### Exercise task
Copy each line below without leaving any out.

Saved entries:
+-------+
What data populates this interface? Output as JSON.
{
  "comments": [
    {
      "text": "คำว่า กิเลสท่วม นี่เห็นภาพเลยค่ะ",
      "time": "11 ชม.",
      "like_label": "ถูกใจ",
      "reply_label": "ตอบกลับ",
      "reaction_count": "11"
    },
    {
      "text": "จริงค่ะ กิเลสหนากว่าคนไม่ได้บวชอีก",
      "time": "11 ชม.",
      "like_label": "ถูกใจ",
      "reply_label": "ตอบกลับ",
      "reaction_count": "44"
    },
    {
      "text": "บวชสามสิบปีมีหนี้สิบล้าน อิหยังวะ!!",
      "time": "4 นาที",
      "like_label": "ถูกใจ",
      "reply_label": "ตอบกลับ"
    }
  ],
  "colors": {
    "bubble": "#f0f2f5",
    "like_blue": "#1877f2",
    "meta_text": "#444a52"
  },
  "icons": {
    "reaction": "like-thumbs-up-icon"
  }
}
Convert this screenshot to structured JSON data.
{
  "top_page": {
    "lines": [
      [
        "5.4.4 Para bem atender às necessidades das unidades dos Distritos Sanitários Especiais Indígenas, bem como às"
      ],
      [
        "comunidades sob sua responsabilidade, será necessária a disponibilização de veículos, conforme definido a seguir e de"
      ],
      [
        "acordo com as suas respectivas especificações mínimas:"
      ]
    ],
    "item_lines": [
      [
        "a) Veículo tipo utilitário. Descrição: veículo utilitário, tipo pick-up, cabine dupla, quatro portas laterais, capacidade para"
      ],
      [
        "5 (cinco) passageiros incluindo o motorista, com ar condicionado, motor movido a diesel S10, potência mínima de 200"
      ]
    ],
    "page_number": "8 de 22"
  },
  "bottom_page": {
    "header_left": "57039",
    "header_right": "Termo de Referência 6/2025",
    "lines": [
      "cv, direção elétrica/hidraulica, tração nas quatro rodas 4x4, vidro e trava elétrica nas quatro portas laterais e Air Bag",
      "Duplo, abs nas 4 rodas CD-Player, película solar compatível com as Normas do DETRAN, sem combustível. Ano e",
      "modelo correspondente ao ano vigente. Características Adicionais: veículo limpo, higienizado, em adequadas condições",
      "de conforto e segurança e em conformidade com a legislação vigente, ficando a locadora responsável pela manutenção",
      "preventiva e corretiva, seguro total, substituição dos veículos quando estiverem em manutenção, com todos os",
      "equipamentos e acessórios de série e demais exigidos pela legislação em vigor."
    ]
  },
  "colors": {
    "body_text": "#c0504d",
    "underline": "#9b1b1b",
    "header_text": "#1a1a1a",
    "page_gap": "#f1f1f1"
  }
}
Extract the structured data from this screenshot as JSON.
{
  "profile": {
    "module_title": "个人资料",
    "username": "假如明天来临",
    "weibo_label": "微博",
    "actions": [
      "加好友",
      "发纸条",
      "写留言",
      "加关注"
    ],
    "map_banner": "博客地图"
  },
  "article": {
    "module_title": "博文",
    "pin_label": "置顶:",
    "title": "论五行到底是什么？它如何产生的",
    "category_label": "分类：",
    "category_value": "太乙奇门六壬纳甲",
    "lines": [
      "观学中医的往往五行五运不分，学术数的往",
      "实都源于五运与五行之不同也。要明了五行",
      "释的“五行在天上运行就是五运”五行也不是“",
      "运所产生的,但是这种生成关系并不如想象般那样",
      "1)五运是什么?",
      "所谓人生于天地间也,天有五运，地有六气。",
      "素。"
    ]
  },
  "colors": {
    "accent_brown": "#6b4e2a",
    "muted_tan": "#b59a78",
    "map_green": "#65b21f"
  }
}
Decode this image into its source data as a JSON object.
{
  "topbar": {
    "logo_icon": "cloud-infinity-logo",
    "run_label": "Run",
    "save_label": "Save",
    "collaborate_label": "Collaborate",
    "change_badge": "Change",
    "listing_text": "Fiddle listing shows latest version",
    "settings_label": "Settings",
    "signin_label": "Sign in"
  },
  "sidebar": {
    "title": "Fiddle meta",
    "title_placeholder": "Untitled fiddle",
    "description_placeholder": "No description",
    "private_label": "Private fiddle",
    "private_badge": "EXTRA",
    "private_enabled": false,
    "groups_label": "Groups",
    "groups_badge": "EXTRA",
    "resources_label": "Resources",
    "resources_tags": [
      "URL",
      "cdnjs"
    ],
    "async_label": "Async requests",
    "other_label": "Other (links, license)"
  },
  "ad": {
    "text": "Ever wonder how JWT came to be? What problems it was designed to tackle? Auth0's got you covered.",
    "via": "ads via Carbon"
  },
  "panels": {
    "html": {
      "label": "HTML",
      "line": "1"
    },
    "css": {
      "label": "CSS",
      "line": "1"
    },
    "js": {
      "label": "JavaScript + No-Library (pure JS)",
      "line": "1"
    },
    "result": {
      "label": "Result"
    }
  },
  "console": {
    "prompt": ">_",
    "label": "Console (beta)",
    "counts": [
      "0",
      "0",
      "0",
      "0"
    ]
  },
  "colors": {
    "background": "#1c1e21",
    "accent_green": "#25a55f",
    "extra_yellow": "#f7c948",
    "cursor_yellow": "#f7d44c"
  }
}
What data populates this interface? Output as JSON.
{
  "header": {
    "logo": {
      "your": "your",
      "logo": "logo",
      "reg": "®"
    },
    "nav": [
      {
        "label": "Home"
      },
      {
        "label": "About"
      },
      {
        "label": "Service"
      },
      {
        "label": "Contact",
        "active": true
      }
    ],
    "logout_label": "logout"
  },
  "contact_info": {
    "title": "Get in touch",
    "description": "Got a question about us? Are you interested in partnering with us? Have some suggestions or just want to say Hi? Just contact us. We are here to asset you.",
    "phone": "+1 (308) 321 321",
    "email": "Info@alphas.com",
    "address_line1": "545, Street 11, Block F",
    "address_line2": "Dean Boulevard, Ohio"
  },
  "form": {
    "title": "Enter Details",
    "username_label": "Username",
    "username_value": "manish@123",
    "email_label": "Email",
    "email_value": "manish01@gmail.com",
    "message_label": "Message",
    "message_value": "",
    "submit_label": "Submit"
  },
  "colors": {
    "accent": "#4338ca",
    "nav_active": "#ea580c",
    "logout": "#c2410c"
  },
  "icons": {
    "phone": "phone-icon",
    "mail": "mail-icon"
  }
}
+-------+
### Task answer
What data populates this interface? Output as JSON.
{
  "comments": [
    {
      "text": "คำว่า กิเลสท่วม นี่เห็นภาพเลยค่ะ",
      "time": "11 ชม.",
      "like_label": "ถูกใจ",
      "reply_label": "ตอบกลับ",
      "reaction_count": "11"
    },
    {
      "text": "จริงค่ะ กิเลสหนากว่าคนไม่ได้บวชอีก",
      "time": "11 ชม.",
      "like_label": "ถูกใจ",
      "reply_label": "ตอบกลับ",
      "reaction_count": "44"
    },
    {
      "text": "บวชสามสิบปีมีหนี้สิบล้าน อิหยังวะ!!",
      "time": "4 นาที",
      "like_label": "ถูกใจ",
      "reply_label": "ตอบกลับ"
    }
  ],
  "colors": {
    "bubble": "#f0f2f5",
    "like_blue": "#1877f2",
    "meta_text": "#444a52"
  },
  "icons": {
    "reaction": "like-thumbs-up-icon"
  }
}
Convert this screenshot to structured JSON data.
{
  "top_page": {
    "lines": [
      [
        "5.4.4 Para bem atender às necessidades das unidades dos Distritos Sanitários Especiais Indígenas, bem como às"
      ],
      [
        "comunidades sob sua responsabilidade, será necessária a disponibilização de veículos, conforme definido a seguir e de"
      ],
      [
        "acordo com as suas respectivas especificações mínimas:"
      ]
    ],
    "item_lines": [
      [
        "a) Veículo tipo utilitário. Descrição: veículo utilitário, tipo pick-up, cabine dupla, quatro portas laterais, capacidade para"
      ],
      [
        "5 (cinco) passageiros incluindo o motorista, com ar condicionado, motor movido a diesel S10, potência mínima de 200"
      ]
    ],
    "page_number": "8 de 22"
  },
  "bottom_page": {
    "header_left": "57039",
    "header_right": "Termo de Referência 6/2025",
    "lines": [
      "cv, direção elétrica/hidraulica, tração nas quatro rodas 4x4, vidro e trava elétrica nas quatro portas laterais e Air Bag",
      "Duplo, abs nas 4 rodas CD-Player, película solar compatível com as Normas do DETRAN, sem combustível. Ano e",
      "modelo correspondente ao ano vigente. Características Adicionais: veículo limpo, higienizado, em adequadas condições",
      "de conforto e segurança e em conformidade com a legislação vigente, ficando a locadora responsável pela manutenção",
      "preventiva e corretiva, seguro total, substituição dos veículos quando estiverem em manutenção, com todos os",
      "equipamentos e acessórios de série e demais exigidos pela legislação em vigor."
    ]
  },
  "colors": {
    "body_text": "#c0504d",
    "underline": "#9b1b1b",
    "header_text": "#1a1a1a",
    "page_gap": "#f1f1f1"
  }
}
Extract the structured data from this screenshot as JSON.
{
  "profile": {
    "module_title": "个人资料",
    "username": "假如明天来临",
    "weibo_label": "微博",
    "actions": [
      "加好友",
      "发纸条",
      "写留言",
      "加关注"
    ],
    "map_banner": "博客地图"
  },
  "article": {
    "module_title": "博文",
    "pin_label": "置顶:",
    "title": "论五行到底是什么？它如何产生的",
    "category_label": "分类：",
    "category_value": "太乙奇门六壬纳甲",
    "lines": [
      "观学中医的往往五行五运不分，学术数的往",
      "实都源于五运与五行之不同也。要明了五行",
      "释的“五行在天上运行就是五运”五行也不是“",
      "运所产生的,但是这种生成关系并不如想象般那样",
      "1)五运是什么?",
      "所谓人生于天地间也,天有五运，地有六气。",
      "素。"
    ]
  },
  "colors": {
    "accent_brown": "#6b4e2a",
    "muted_tan": "#b59a78",
    "map_green": "#65b21f"
  }
}
Decode this image into its source data as a JSON object.
{
  "topbar": {
    "logo_icon": "cloud-infinity-logo",
    "run_label": "Run",
    "save_label": "Save",
    "collaborate_label": "Collaborate",
    "change_badge": "Change",
    "listing_text": "Fiddle listing shows latest version",
    "settings_label": "Settings",
    "signin_label": "Sign in"
  },
  "sidebar": {
    "title": "Fiddle meta",
    "title_placeholder": "Untitled fiddle",
    "description_placeholder": "No description",
    "private_label": "Private fiddle",
    "private_badge": "EXTRA",
    "private_enabled": false,
    "groups_label": "Groups",
    "groups_badge": "EXTRA",
    "resources_label": "Resources",
    "resources_tags": [
      "URL",
      "cdnjs"
    ],
    "async_label": "Async requests",
    "other_label": "Other (links, license)"
  },
  "ad": {
    "text": "Ever wonder how JWT came to be? What problems it was designed to tackle? Auth0's got you covered.",
    "via": "ads via Carbon"
  },
  "panels": {
    "html": {
      "label": "HTML",
      "line": "1"
    },
    "css": {
      "label": "CSS",
      "line": "1"
    },
    "js": {
      "label": "JavaScript + No-Library (pure JS)",
      "line": "1"
    },
    "result": {
      "label": "Result"
    }
  },
  "console": {
    "prompt": ">_",
    "label": "Console (beta)",
    "counts": [
      "0",
      "0",
      "0",
      "0"
    ]
  },
  "colors": {
    "background": "#1c1e21",
    "accent_green": "#25a55f",
    "extra_yellow": "#f7c948",
    "cursor_yellow": "#f7d44c"
  }
}
What data populates this interface? Output as JSON.
{
  "header": {
    "logo": {
      "your": "your",
      "logo": "logo",
      "reg": "®"
    },
    "nav": [
      {
        "label": "Home"
      },
      {
        "label": "About"
      },
      {
        "label": "Service"
      },
      {
        "label": "Contact",
        "active": true
      }
    ],
    "logout_label": "logout"
  },
  "contact_info": {
    "title": "Get in touch",
    "description": "Got a question about us? Are you interested in partnering with us? Have some suggestions or just want to say Hi? Just contact us. We are here to asset you.",
    "phone": "+1 (308) 321 321",
    "email": "Info@alphas.com",
    "address_line1": "545, Street 11, Block F",
    "address_line2": "Dean Boulevard, Ohio"
  },
  "form": {
    "title": "Enter Details",
    "username_label": "Username",
    "username_value": "manish@123",
    "email_label": "Email",
    "email_value": "manish01@gmail.com",
    "message_label": "Message",
    "message_value": "",
    "submit_label": "Submit"
  },
  "colors": {
    "accent": "#4338ca",
    "nav_active": "#ea580c",
    "logout": "#c2410c"
  },
  "icons": {
    "phone": "phone-icon",
    "mail": "mail-icon"
  }
}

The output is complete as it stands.